Without including any pictures, copy each entry below exactly.

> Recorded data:
--- start ---

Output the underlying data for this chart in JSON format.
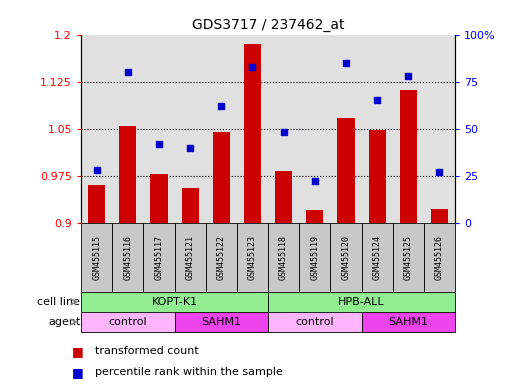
{
  "title": "GDS3717 / 237462_at",
  "samples": [
    "GSM455115",
    "GSM455116",
    "GSM455117",
    "GSM455121",
    "GSM455122",
    "GSM455123",
    "GSM455118",
    "GSM455119",
    "GSM455120",
    "GSM455124",
    "GSM455125",
    "GSM455126"
  ],
  "bar_values": [
    0.96,
    1.054,
    0.978,
    0.955,
    1.045,
    1.185,
    0.982,
    0.92,
    1.067,
    1.048,
    1.112,
    0.922
  ],
  "dot_values": [
    28,
    80,
    42,
    40,
    62,
    83,
    48,
    22,
    85,
    65,
    78,
    27
  ],
  "bar_base": 0.9,
  "ylim_left": [
    0.9,
    1.2
  ],
  "ylim_right": [
    0,
    100
  ],
  "yticks_left": [
    0.9,
    0.975,
    1.05,
    1.125,
    1.2
  ],
  "ytick_labels_left": [
    "0.9",
    "0.975",
    "1.05",
    "1.125",
    "1.2"
  ],
  "yticks_right": [
    0,
    25,
    50,
    75,
    100
  ],
  "ytick_labels_right": [
    "0",
    "25",
    "50",
    "75",
    "100%"
  ],
  "hlines": [
    0.975,
    1.05,
    1.125
  ],
  "bar_color": "#cc0000",
  "dot_color": "#0000cc",
  "cell_line_color": "#90ee90",
  "agent_control_color": "#ffb6ff",
  "agent_sahm1_color": "#ee44ee",
  "cell_lines": [
    {
      "label": "KOPT-K1",
      "start": 0,
      "end": 6
    },
    {
      "label": "HPB-ALL",
      "start": 6,
      "end": 12
    }
  ],
  "agents": [
    {
      "label": "control",
      "start": 0,
      "end": 3
    },
    {
      "label": "SAHM1",
      "start": 3,
      "end": 6
    },
    {
      "label": "control",
      "start": 6,
      "end": 9
    },
    {
      "label": "SAHM1",
      "start": 9,
      "end": 12
    }
  ],
  "legend_bar_label": "transformed count",
  "legend_dot_label": "percentile rank within the sample",
  "xlabel_cell_line": "cell line",
  "xlabel_agent": "agent",
  "plot_bg_color": "#e0e0e0",
  "tick_box_color": "#c8c8c8"
}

--- end ---

> Solution for this exercise:
Output the underlying data for this chart in JSON format.
{
  "title": "GDS3717 / 237462_at",
  "samples": [
    "GSM455115",
    "GSM455116",
    "GSM455117",
    "GSM455121",
    "GSM455122",
    "GSM455123",
    "GSM455118",
    "GSM455119",
    "GSM455120",
    "GSM455124",
    "GSM455125",
    "GSM455126"
  ],
  "bar_values": [
    0.96,
    1.054,
    0.978,
    0.955,
    1.045,
    1.185,
    0.982,
    0.92,
    1.067,
    1.048,
    1.112,
    0.922
  ],
  "dot_values": [
    28,
    80,
    42,
    40,
    62,
    83,
    48,
    22,
    85,
    65,
    78,
    27
  ],
  "bar_base": 0.9,
  "ylim_left": [
    0.9,
    1.2
  ],
  "ylim_right": [
    0,
    100
  ],
  "yticks_left": [
    0.9,
    0.975,
    1.05,
    1.125,
    1.2
  ],
  "ytick_labels_left": [
    "0.9",
    "0.975",
    "1.05",
    "1.125",
    "1.2"
  ],
  "yticks_right": [
    0,
    25,
    50,
    75,
    100
  ],
  "ytick_labels_right": [
    "0",
    "25",
    "50",
    "75",
    "100%"
  ],
  "hlines": [
    0.975,
    1.05,
    1.125
  ],
  "bar_color": "#cc0000",
  "dot_color": "#0000cc",
  "cell_line_color": "#90ee90",
  "agent_control_color": "#ffb6ff",
  "agent_sahm1_color": "#ee44ee",
  "cell_lines": [
    {
      "label": "KOPT-K1",
      "start": 0,
      "end": 6
    },
    {
      "label": "HPB-ALL",
      "start": 6,
      "end": 12
    }
  ],
  "agents": [
    {
      "label": "control",
      "start": 0,
      "end": 3
    },
    {
      "label": "SAHM1",
      "start": 3,
      "end": 6
    },
    {
      "label": "control",
      "start": 6,
      "end": 9
    },
    {
      "label": "SAHM1",
      "start": 9,
      "end": 12
    }
  ],
  "legend_bar_label": "transformed count",
  "legend_dot_label": "percentile rank within the sample",
  "xlabel_cell_line": "cell line",
  "xlabel_agent": "agent",
  "plot_bg_color": "#e0e0e0",
  "tick_box_color": "#c8c8c8"
}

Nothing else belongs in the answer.